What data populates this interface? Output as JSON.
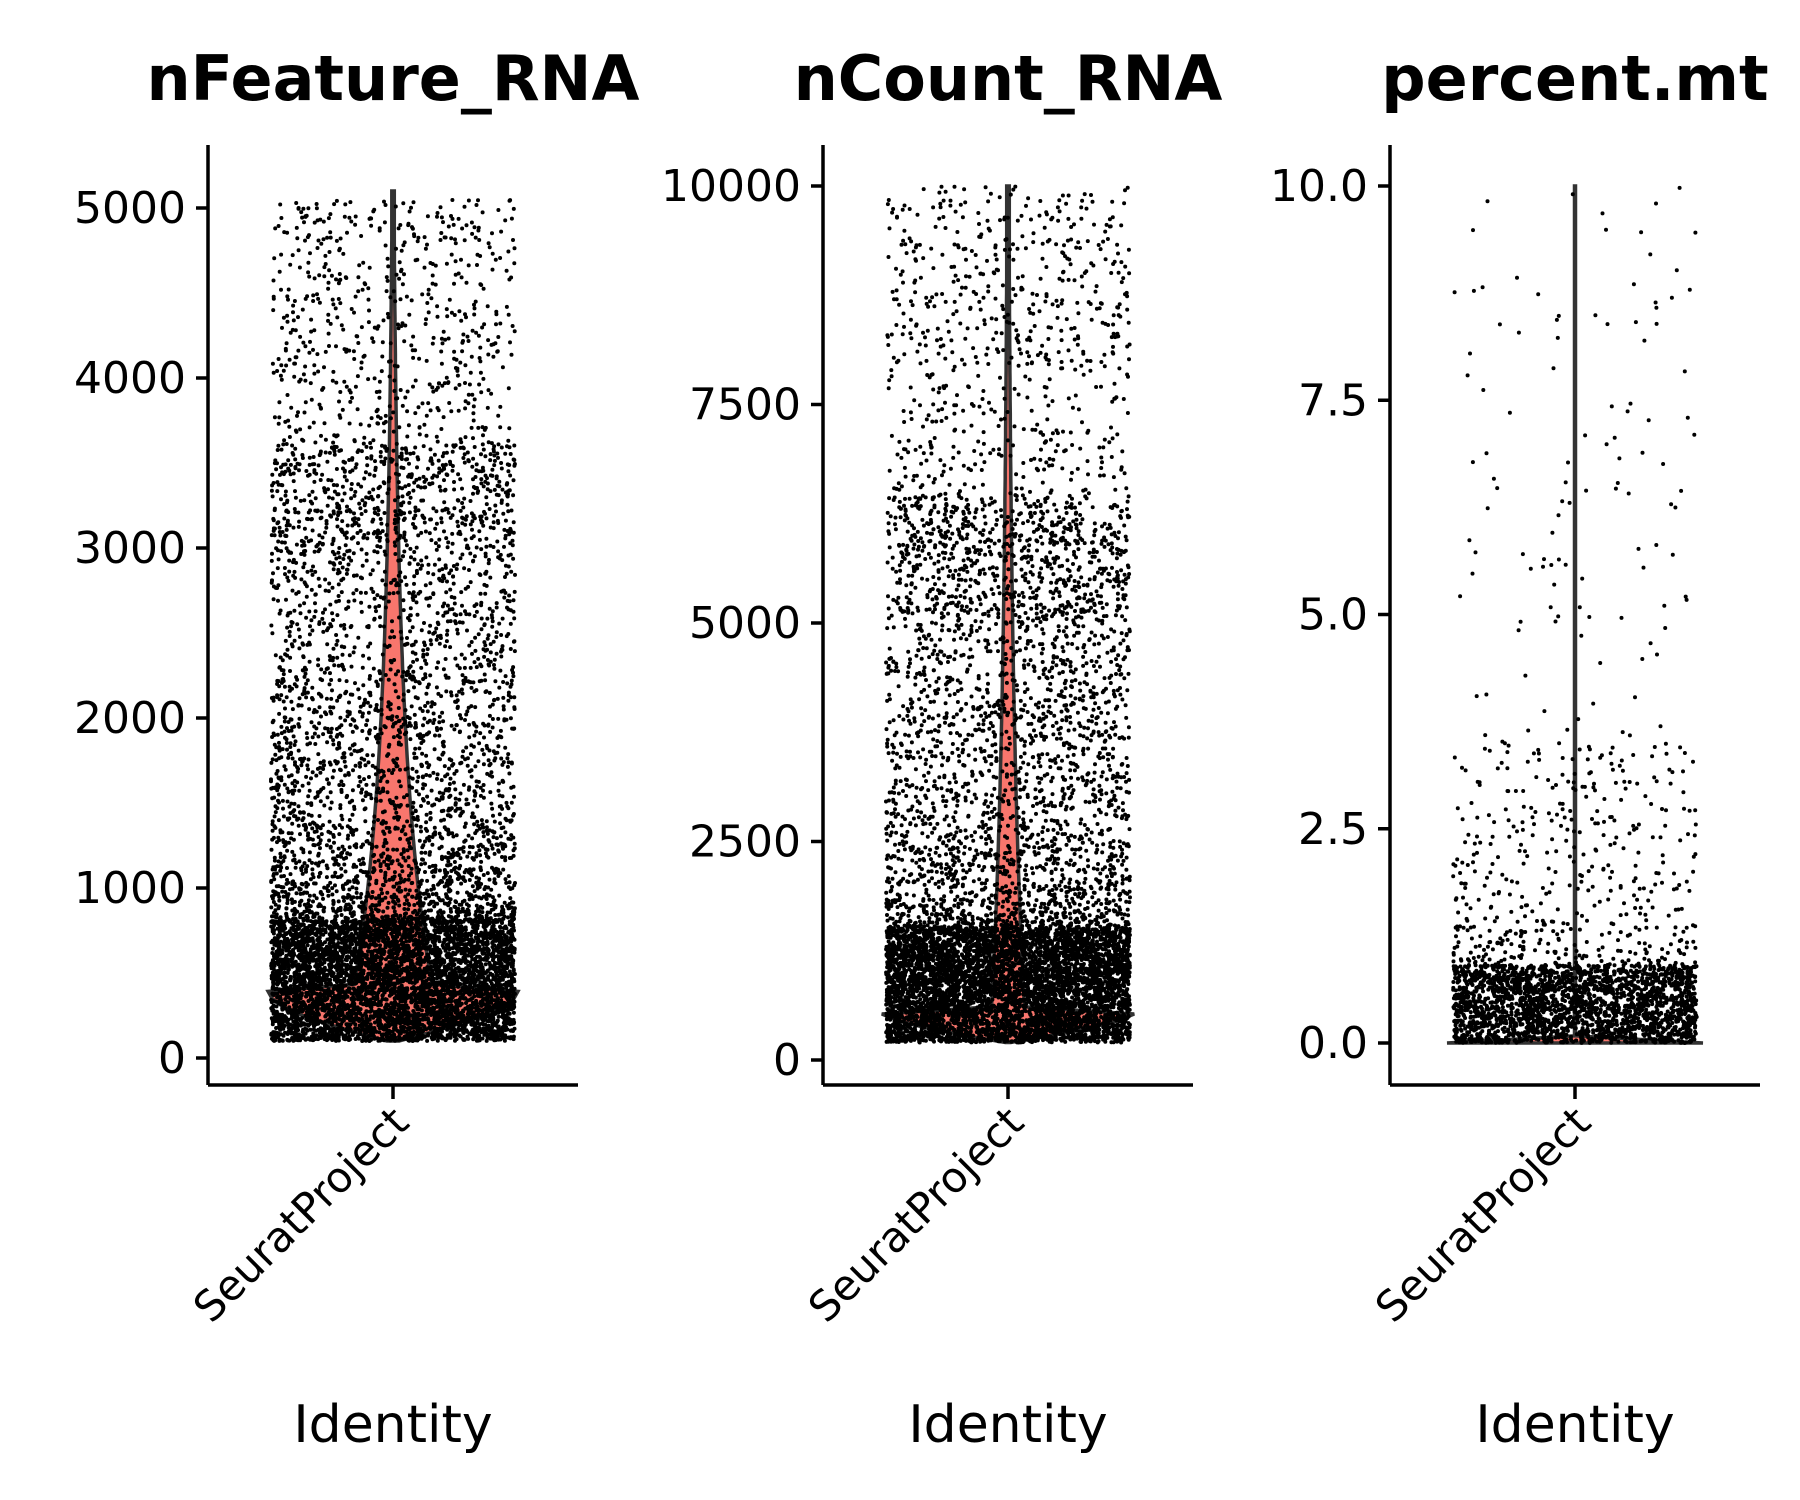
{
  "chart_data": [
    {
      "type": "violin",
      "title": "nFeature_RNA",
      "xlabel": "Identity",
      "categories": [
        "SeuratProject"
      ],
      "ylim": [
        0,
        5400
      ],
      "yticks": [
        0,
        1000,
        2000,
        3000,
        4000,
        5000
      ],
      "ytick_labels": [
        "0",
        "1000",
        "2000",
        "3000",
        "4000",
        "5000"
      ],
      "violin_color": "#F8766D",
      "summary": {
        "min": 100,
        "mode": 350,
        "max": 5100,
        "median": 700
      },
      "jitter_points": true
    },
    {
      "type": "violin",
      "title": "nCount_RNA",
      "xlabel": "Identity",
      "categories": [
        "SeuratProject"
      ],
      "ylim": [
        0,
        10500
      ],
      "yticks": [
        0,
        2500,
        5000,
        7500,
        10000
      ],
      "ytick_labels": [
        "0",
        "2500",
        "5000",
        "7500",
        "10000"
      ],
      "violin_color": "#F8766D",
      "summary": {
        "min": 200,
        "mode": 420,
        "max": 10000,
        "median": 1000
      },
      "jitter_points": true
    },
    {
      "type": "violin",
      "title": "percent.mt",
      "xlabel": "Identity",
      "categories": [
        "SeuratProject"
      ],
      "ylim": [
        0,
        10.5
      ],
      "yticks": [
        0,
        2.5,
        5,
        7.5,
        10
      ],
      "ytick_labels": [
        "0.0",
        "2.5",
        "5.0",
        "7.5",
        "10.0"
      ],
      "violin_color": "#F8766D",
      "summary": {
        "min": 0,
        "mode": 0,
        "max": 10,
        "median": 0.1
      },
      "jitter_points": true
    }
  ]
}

━━━━━━━━━━━━━━━━

## Description of the task:
Without the pictures, transcribe the listing above exactly.

## Finished task:
What data populates this interface? Output as JSON.
{
  "chart_data": [
    {
      "type": "violin",
      "title": "nFeature_RNA",
      "xlabel": "Identity",
      "categories": [
        "SeuratProject"
      ],
      "ylim": [
        0,
        5400
      ],
      "yticks": [
        0,
        1000,
        2000,
        3000,
        4000,
        5000
      ],
      "ytick_labels": [
        "0",
        "1000",
        "2000",
        "3000",
        "4000",
        "5000"
      ],
      "violin_color": "#F8766D",
      "summary": {
        "min": 100,
        "mode": 350,
        "max": 5100,
        "median": 700
      },
      "jitter_points": true
    },
    {
      "type": "violin",
      "title": "nCount_RNA",
      "xlabel": "Identity",
      "categories": [
        "SeuratProject"
      ],
      "ylim": [
        0,
        10500
      ],
      "yticks": [
        0,
        2500,
        5000,
        7500,
        10000
      ],
      "ytick_labels": [
        "0",
        "2500",
        "5000",
        "7500",
        "10000"
      ],
      "violin_color": "#F8766D",
      "summary": {
        "min": 200,
        "mode": 420,
        "max": 10000,
        "median": 1000
      },
      "jitter_points": true
    },
    {
      "type": "violin",
      "title": "percent.mt",
      "xlabel": "Identity",
      "categories": [
        "SeuratProject"
      ],
      "ylim": [
        0,
        10.5
      ],
      "yticks": [
        0,
        2.5,
        5,
        7.5,
        10
      ],
      "ytick_labels": [
        "0.0",
        "2.5",
        "5.0",
        "7.5",
        "10.0"
      ],
      "violin_color": "#F8766D",
      "summary": {
        "min": 0,
        "mode": 0,
        "max": 10,
        "median": 0.1
      },
      "jitter_points": true
    }
  ]
}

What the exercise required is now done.